Work to do ▸ Using the data below, copy each line that includes the word "заявления".

++++

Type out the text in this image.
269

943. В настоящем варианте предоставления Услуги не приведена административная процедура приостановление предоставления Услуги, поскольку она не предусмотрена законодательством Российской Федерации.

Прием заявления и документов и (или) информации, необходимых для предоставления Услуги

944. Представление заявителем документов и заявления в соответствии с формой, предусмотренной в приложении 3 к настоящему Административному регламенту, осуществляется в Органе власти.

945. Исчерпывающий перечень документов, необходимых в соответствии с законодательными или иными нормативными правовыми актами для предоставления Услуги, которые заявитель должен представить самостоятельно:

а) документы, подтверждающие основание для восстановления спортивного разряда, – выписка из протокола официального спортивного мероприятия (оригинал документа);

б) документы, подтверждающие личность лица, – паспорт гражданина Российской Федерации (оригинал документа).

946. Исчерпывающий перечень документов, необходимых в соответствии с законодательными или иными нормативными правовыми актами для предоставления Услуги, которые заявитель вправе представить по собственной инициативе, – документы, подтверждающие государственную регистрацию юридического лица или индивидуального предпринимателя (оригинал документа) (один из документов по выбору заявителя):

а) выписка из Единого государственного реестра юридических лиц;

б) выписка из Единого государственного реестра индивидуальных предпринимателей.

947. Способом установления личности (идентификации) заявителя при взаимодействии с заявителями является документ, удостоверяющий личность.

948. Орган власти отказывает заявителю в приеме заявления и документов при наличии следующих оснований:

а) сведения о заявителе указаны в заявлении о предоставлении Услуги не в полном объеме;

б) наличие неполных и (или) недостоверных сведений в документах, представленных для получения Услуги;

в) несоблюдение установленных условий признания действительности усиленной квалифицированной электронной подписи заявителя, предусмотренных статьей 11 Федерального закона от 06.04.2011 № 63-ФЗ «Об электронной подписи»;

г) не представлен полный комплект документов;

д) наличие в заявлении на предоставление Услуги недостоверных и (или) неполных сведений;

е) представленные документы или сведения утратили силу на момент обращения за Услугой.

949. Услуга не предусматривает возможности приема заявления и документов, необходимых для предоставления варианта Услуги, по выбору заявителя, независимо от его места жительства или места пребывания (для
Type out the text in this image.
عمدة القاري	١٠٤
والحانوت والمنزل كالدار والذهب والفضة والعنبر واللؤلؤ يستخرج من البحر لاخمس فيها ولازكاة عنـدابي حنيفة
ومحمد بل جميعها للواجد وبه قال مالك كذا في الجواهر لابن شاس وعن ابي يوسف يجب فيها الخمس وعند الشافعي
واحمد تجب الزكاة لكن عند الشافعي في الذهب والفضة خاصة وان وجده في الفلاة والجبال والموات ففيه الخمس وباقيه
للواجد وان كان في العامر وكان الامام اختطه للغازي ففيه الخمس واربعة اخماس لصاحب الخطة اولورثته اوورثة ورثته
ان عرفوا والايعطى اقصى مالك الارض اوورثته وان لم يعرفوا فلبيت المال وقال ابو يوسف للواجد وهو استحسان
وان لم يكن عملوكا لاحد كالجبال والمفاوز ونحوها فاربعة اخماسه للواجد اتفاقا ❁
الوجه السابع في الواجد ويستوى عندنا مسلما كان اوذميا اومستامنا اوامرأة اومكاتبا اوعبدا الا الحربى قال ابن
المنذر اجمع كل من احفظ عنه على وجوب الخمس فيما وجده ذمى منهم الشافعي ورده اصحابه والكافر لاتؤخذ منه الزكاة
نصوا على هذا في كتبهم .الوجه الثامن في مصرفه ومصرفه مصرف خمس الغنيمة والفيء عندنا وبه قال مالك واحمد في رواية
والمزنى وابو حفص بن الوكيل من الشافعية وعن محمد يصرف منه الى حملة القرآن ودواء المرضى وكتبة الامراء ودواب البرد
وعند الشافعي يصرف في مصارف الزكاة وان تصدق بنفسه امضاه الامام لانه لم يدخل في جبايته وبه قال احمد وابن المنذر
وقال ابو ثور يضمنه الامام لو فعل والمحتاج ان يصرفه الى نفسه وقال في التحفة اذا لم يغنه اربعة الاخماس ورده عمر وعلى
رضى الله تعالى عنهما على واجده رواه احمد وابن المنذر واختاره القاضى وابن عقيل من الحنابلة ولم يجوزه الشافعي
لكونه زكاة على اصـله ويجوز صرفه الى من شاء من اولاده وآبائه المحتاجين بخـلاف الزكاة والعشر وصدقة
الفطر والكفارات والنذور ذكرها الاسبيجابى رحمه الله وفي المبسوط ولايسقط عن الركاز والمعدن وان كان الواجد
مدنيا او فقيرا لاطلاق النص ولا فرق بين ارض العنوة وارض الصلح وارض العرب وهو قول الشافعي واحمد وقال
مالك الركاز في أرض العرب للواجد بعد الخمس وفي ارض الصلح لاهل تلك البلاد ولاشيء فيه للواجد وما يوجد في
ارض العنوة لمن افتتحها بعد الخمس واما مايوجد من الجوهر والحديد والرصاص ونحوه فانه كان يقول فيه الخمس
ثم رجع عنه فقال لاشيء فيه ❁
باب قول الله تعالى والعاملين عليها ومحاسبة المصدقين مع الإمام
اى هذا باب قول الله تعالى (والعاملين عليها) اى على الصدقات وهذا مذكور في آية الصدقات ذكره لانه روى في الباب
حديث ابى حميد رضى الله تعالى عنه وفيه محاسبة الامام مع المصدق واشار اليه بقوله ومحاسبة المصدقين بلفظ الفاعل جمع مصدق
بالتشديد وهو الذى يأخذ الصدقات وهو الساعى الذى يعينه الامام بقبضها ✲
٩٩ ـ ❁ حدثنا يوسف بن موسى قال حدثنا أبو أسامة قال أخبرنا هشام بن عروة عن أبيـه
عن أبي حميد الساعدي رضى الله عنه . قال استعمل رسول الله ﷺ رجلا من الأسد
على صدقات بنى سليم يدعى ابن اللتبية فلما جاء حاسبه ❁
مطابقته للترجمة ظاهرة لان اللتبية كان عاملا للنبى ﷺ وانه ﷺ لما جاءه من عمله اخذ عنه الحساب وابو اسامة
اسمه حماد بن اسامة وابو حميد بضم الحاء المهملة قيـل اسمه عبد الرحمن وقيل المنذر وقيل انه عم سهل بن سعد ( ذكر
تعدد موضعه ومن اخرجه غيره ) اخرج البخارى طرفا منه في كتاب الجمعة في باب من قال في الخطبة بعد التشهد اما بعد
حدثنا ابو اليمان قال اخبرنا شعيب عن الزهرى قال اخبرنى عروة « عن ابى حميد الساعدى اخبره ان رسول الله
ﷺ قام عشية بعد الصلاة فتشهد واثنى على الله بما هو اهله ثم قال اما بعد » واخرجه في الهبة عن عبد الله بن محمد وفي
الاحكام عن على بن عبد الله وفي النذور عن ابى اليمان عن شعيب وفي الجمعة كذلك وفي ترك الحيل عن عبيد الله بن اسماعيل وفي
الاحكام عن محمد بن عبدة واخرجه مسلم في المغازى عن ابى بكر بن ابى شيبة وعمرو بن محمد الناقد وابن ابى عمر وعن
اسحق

++++

Task answer ▸
Прием заявления и документов и (или) информации, необходимых для предоставления Услуги
944. Представление заявителем документов и заявления в соответствии с формой, предусмотренной в приложении 3 к настоящему Административному регламенту, осуществляется в Органе власти.
948. Орган власти отказывает заявителю в приеме заявления и документов при наличии следующих оснований:
949. Услуга не предусматривает возможности приема заявления и документов, необходимых для предоставления варианта Услуги, по выбору заявителя, независимо от его места жительства или места пребывания (для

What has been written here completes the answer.